Extracted data entries:
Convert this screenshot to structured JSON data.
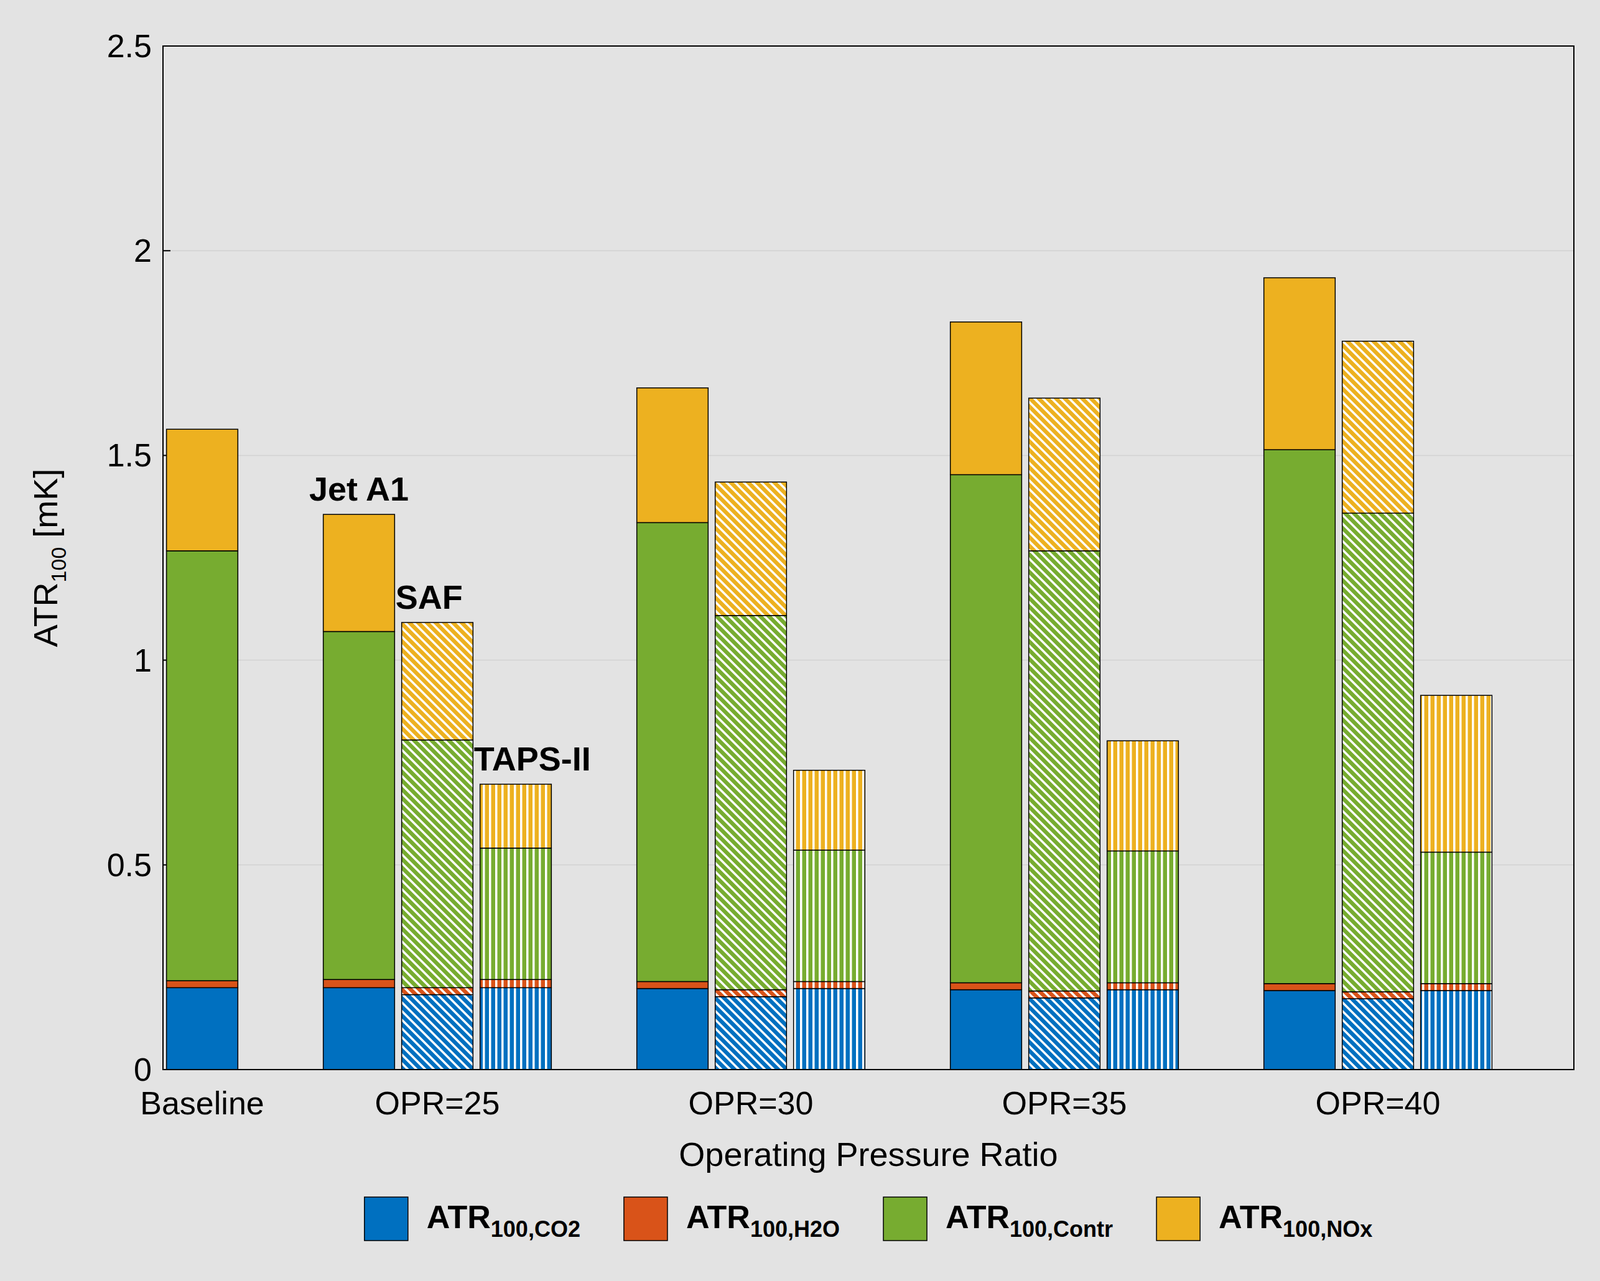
{
  "chart_data": {
    "type": "bar",
    "stacked": true,
    "grid": true,
    "legend": "bottom",
    "x_label": "Operating Pressure Ratio",
    "y_label": "ATR100 [mK]",
    "categories": [
      "Baseline",
      "OPR=25",
      "OPR=30",
      "OPR=35",
      "OPR=40"
    ],
    "bar_labels": [
      "Jet A1",
      "SAF",
      "TAPS-II"
    ],
    "ylim": [
      0,
      2.5
    ],
    "yticks": [
      0,
      0.5,
      1,
      1.5,
      2,
      2.5
    ],
    "series": [
      {
        "name": "ATR100,CO2",
        "color": "#0070c0",
        "values": [
          [
            0.2
          ],
          [
            0.2,
            0.183,
            0.2
          ],
          [
            0.198,
            0.178,
            0.198
          ],
          [
            0.195,
            0.175,
            0.195
          ],
          [
            0.193,
            0.173,
            0.193
          ]
        ]
      },
      {
        "name": "ATR100,H2O",
        "color": "#d95319",
        "values": [
          [
            0.017
          ],
          [
            0.02,
            0.017,
            0.02
          ],
          [
            0.017,
            0.017,
            0.017
          ],
          [
            0.017,
            0.017,
            0.017
          ],
          [
            0.017,
            0.017,
            0.017
          ]
        ]
      },
      {
        "name": "ATR100,Contr",
        "color": "#77ac30",
        "values": [
          [
            1.05
          ],
          [
            0.85,
            0.605,
            0.321
          ],
          [
            1.121,
            0.914,
            0.321
          ],
          [
            1.241,
            1.075,
            0.322
          ],
          [
            1.304,
            1.169,
            0.321
          ]
        ]
      },
      {
        "name": "ATR100,NOx",
        "color": "#edb120",
        "values": [
          [
            0.297
          ],
          [
            0.286,
            0.287,
            0.156
          ],
          [
            0.329,
            0.326,
            0.195
          ],
          [
            0.373,
            0.373,
            0.269
          ],
          [
            0.42,
            0.42,
            0.383
          ]
        ]
      }
    ]
  }
}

Your task
A faithful copy of the records above is needed, with the pictures left out.

Exercise result
Convert this screenshot to structured JSON data.
{
  "chart_data": {
    "type": "bar",
    "stacked": true,
    "grid": true,
    "legend": "bottom",
    "x_label": "Operating Pressure Ratio",
    "y_label": "ATR100 [mK]",
    "categories": [
      "Baseline",
      "OPR=25",
      "OPR=30",
      "OPR=35",
      "OPR=40"
    ],
    "bar_labels": [
      "Jet A1",
      "SAF",
      "TAPS-II"
    ],
    "ylim": [
      0,
      2.5
    ],
    "yticks": [
      0,
      0.5,
      1,
      1.5,
      2,
      2.5
    ],
    "series": [
      {
        "name": "ATR100,CO2",
        "color": "#0070c0",
        "values": [
          [
            0.2
          ],
          [
            0.2,
            0.183,
            0.2
          ],
          [
            0.198,
            0.178,
            0.198
          ],
          [
            0.195,
            0.175,
            0.195
          ],
          [
            0.193,
            0.173,
            0.193
          ]
        ]
      },
      {
        "name": "ATR100,H2O",
        "color": "#d95319",
        "values": [
          [
            0.017
          ],
          [
            0.02,
            0.017,
            0.02
          ],
          [
            0.017,
            0.017,
            0.017
          ],
          [
            0.017,
            0.017,
            0.017
          ],
          [
            0.017,
            0.017,
            0.017
          ]
        ]
      },
      {
        "name": "ATR100,Contr",
        "color": "#77ac30",
        "values": [
          [
            1.05
          ],
          [
            0.85,
            0.605,
            0.321
          ],
          [
            1.121,
            0.914,
            0.321
          ],
          [
            1.241,
            1.075,
            0.322
          ],
          [
            1.304,
            1.169,
            0.321
          ]
        ]
      },
      {
        "name": "ATR100,NOx",
        "color": "#edb120",
        "values": [
          [
            0.297
          ],
          [
            0.286,
            0.287,
            0.156
          ],
          [
            0.329,
            0.326,
            0.195
          ],
          [
            0.373,
            0.373,
            0.269
          ],
          [
            0.42,
            0.42,
            0.383
          ]
        ]
      }
    ]
  }
}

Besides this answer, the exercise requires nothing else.